TASK DETAILS:
Filter the lines below, copying only those with the string "works".

EXERCISE MATERIAL:

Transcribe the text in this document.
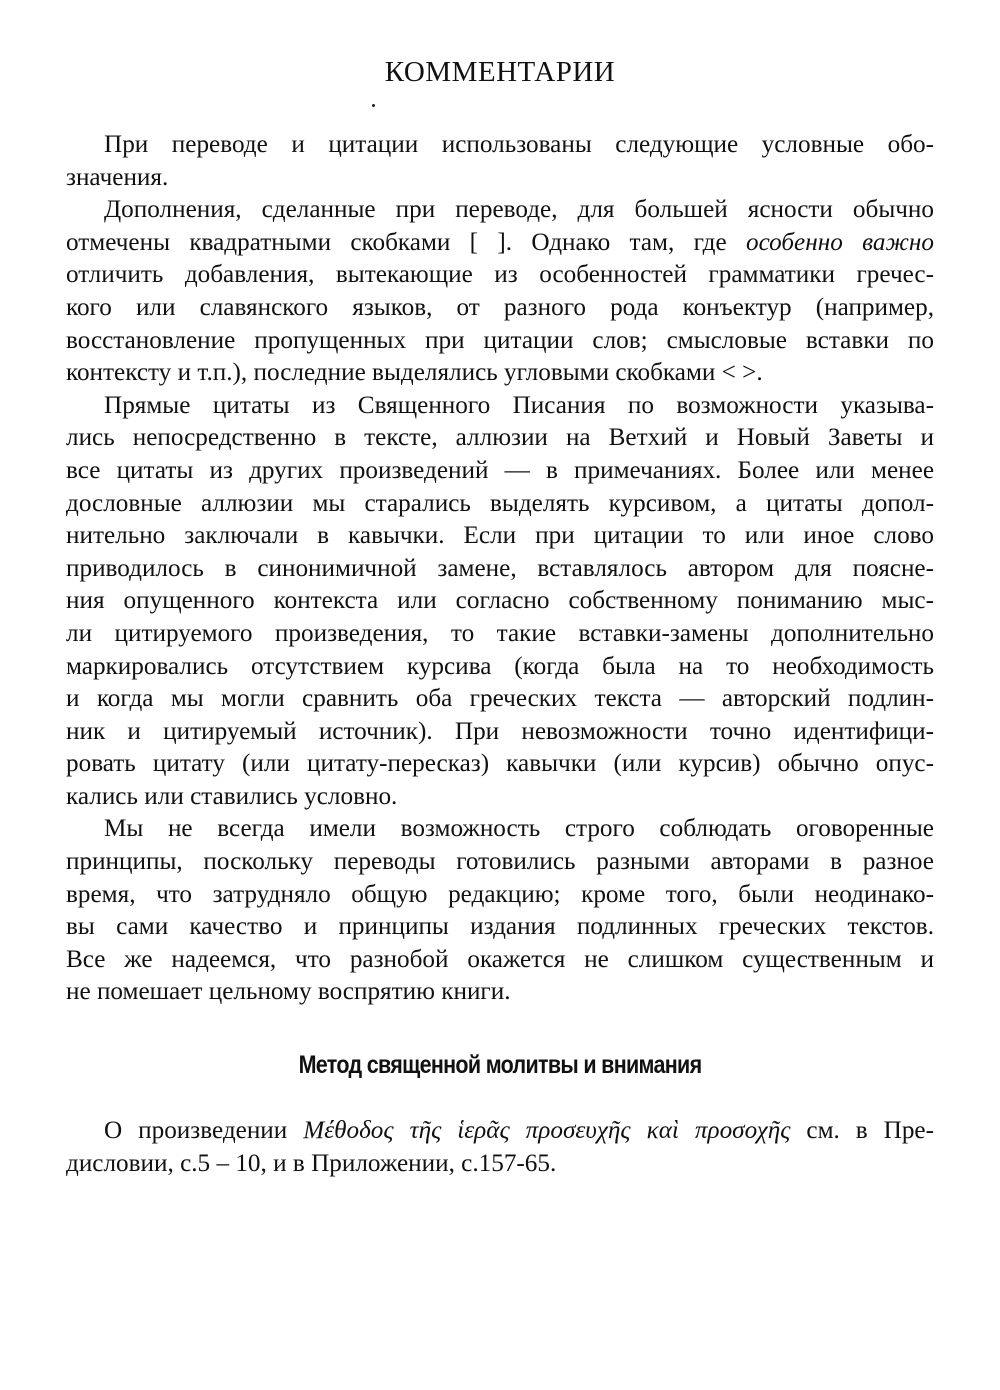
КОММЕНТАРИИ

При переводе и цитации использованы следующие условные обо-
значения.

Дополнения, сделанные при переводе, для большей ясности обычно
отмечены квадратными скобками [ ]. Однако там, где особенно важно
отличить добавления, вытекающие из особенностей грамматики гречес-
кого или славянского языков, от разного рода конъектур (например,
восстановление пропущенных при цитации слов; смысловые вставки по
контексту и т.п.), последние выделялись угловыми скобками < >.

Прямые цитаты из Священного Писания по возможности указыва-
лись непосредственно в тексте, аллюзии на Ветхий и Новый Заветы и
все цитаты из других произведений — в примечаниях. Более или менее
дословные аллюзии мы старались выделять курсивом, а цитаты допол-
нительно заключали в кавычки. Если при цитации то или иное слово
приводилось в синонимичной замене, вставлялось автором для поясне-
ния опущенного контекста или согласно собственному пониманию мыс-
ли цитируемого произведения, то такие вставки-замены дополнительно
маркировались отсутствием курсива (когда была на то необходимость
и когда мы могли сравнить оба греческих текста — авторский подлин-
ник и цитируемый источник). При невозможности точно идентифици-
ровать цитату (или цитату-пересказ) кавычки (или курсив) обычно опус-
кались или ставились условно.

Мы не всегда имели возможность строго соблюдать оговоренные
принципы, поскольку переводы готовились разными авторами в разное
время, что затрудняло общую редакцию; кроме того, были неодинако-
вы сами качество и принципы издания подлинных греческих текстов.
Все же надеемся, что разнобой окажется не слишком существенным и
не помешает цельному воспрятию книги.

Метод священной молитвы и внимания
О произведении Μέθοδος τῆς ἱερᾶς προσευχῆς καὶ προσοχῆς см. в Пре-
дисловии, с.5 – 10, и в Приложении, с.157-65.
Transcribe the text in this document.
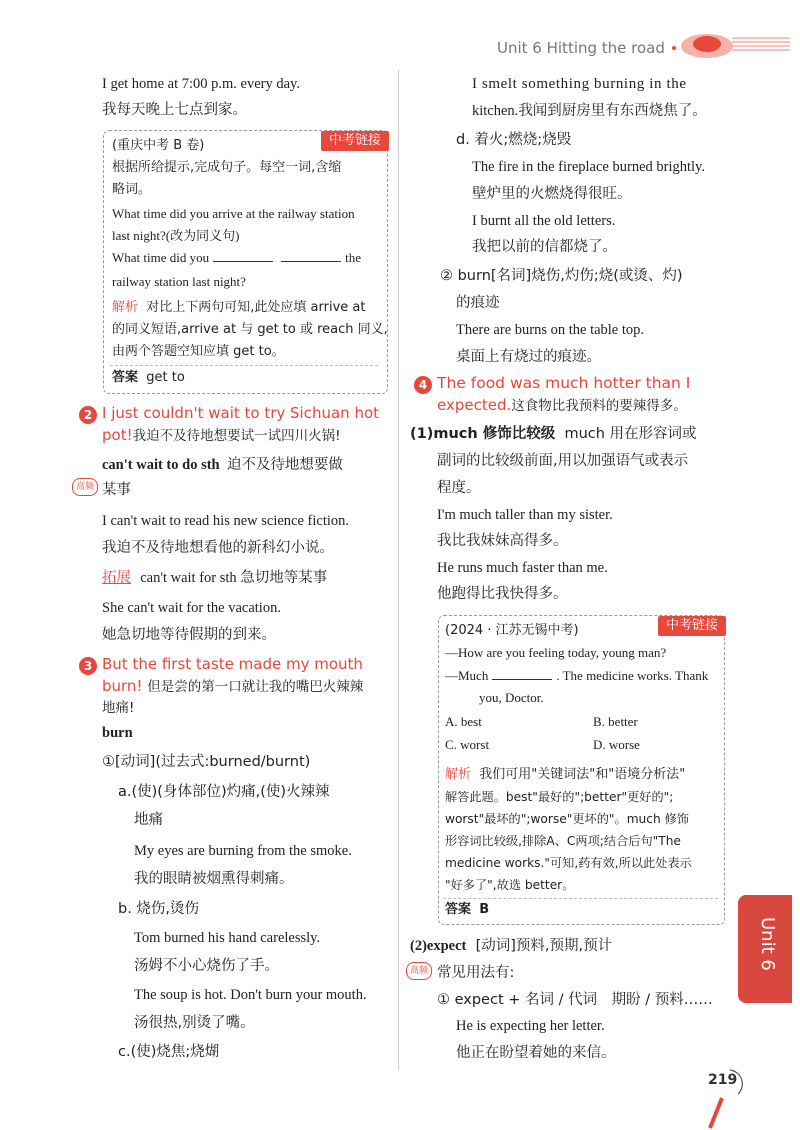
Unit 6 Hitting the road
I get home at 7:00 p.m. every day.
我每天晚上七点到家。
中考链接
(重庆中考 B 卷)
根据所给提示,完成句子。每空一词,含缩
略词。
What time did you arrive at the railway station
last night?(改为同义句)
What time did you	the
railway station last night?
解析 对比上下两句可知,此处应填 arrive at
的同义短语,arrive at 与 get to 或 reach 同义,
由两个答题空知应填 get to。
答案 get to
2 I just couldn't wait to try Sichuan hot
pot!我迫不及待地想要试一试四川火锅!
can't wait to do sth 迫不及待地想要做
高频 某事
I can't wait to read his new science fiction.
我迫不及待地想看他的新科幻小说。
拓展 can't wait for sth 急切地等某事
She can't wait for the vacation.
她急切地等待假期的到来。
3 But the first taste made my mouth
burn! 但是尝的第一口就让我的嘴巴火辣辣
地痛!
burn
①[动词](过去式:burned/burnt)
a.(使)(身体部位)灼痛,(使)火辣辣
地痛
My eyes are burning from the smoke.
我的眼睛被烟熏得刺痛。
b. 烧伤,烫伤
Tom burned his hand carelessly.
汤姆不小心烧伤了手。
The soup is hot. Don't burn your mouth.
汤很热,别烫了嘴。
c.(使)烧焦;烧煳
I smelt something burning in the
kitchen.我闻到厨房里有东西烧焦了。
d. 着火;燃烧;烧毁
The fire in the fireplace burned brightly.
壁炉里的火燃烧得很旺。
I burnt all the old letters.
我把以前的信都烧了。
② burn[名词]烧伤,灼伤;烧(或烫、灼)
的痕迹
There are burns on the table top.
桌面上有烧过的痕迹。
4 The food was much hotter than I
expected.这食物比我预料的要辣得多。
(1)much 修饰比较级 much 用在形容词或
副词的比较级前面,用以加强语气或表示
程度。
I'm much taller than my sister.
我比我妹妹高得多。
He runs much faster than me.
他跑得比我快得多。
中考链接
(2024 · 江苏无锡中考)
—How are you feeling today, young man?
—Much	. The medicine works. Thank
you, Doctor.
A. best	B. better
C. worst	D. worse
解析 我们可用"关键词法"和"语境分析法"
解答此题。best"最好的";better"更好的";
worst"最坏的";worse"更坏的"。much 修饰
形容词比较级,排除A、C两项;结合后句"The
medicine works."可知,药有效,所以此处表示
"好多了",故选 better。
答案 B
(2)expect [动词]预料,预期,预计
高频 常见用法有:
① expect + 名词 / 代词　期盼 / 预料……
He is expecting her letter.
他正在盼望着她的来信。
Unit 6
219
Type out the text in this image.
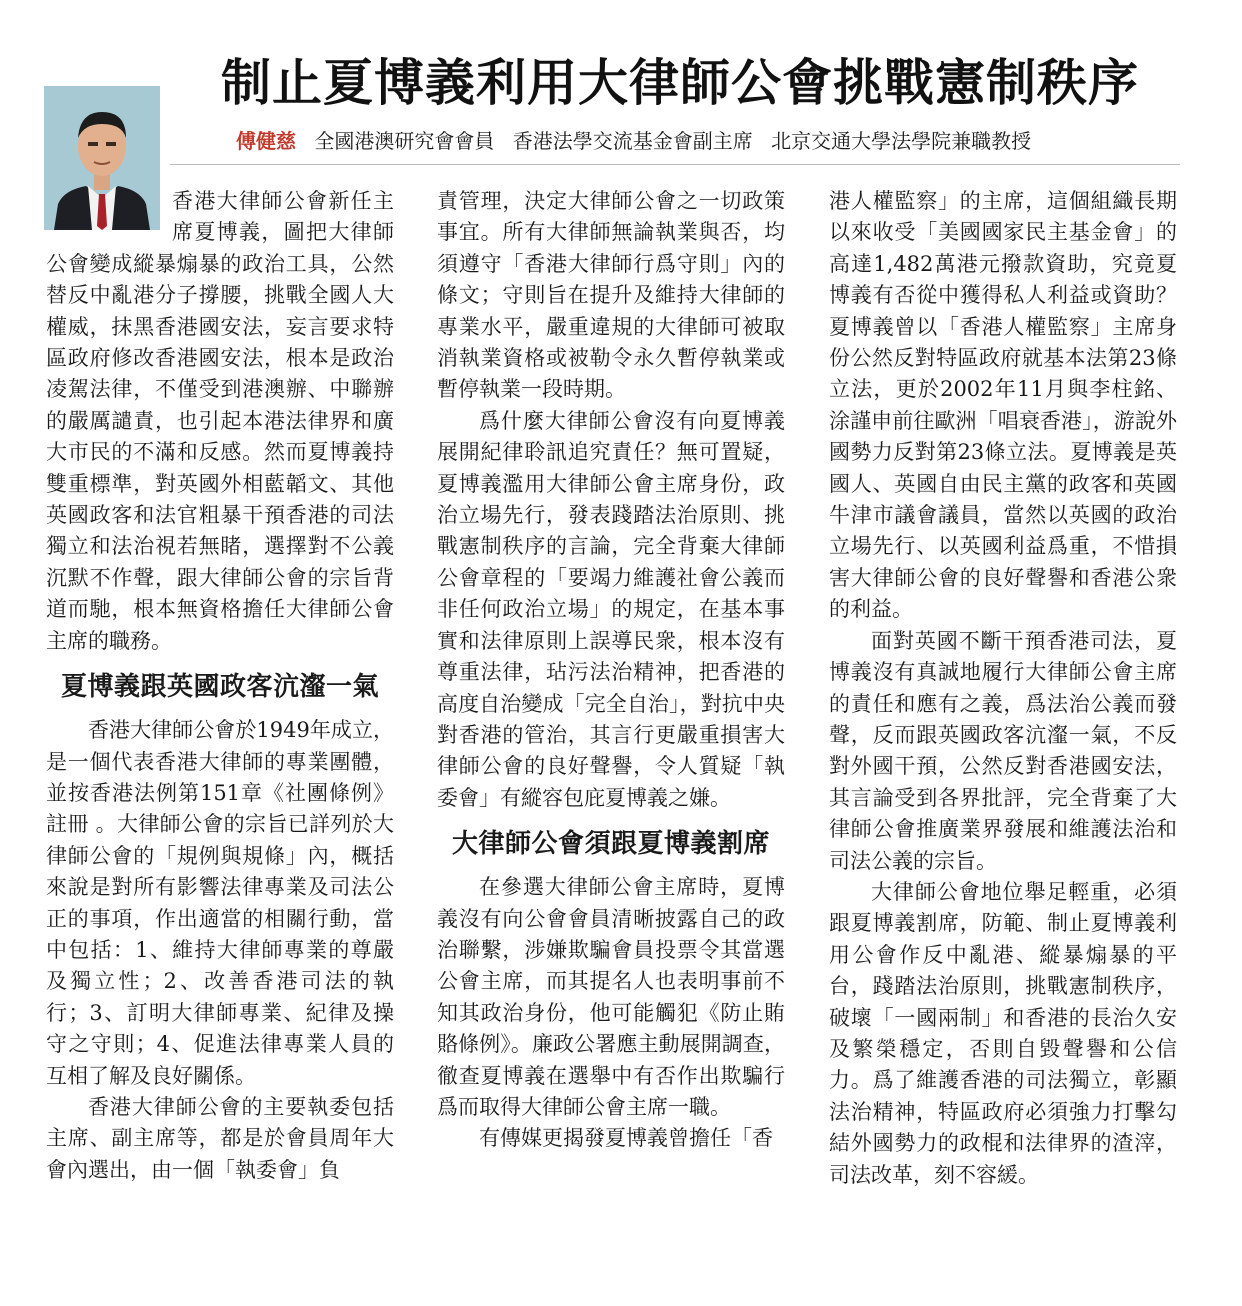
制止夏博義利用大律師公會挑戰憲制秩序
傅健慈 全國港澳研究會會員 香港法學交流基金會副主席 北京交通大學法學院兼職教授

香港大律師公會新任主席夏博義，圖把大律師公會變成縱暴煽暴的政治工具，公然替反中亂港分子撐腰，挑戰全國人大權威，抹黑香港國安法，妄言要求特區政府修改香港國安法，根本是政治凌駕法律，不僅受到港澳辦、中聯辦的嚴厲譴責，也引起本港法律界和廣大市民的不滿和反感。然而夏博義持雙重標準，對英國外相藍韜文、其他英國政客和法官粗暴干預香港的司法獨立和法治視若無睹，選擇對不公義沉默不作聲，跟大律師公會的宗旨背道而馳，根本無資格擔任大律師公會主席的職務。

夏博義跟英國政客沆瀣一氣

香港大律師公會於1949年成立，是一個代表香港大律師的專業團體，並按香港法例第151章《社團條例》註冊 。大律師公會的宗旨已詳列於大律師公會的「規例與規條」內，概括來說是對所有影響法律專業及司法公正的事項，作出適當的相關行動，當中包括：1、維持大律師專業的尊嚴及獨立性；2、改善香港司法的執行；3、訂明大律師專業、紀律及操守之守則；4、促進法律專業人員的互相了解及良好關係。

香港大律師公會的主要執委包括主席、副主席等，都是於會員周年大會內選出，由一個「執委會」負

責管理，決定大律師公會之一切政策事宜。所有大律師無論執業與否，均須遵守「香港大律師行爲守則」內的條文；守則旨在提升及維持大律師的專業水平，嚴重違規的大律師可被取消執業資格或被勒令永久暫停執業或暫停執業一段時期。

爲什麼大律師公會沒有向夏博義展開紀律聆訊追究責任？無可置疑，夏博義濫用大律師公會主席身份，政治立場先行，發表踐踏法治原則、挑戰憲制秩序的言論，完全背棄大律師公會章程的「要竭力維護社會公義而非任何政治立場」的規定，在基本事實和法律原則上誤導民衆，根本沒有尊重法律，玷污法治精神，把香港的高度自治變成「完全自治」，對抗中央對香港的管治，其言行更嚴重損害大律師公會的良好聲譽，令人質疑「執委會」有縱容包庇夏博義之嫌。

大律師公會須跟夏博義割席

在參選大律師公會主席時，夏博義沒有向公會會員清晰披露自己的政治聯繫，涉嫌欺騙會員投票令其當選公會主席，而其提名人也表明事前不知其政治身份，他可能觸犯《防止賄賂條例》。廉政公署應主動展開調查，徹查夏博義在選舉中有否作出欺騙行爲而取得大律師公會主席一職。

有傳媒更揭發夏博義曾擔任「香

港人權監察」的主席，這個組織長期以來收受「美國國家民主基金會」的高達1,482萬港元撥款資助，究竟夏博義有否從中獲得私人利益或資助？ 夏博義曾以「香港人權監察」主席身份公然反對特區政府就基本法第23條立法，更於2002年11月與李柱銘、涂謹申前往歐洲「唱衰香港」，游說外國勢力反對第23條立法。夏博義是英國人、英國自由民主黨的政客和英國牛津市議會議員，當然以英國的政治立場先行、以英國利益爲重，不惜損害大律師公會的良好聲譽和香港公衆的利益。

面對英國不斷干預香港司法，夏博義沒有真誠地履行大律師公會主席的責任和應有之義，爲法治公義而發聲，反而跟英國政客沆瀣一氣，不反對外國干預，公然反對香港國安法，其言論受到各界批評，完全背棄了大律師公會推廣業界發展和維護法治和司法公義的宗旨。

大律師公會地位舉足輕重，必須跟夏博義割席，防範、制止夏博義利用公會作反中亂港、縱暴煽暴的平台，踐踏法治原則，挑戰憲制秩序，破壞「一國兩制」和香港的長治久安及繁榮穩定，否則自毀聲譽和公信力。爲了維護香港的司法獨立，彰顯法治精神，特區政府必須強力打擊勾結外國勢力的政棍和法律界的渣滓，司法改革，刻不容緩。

SOLUTION FOR THIS PROBLEM:
—Much	. The medicine works. Thank
medicine works."可知,药有效,所以此处表示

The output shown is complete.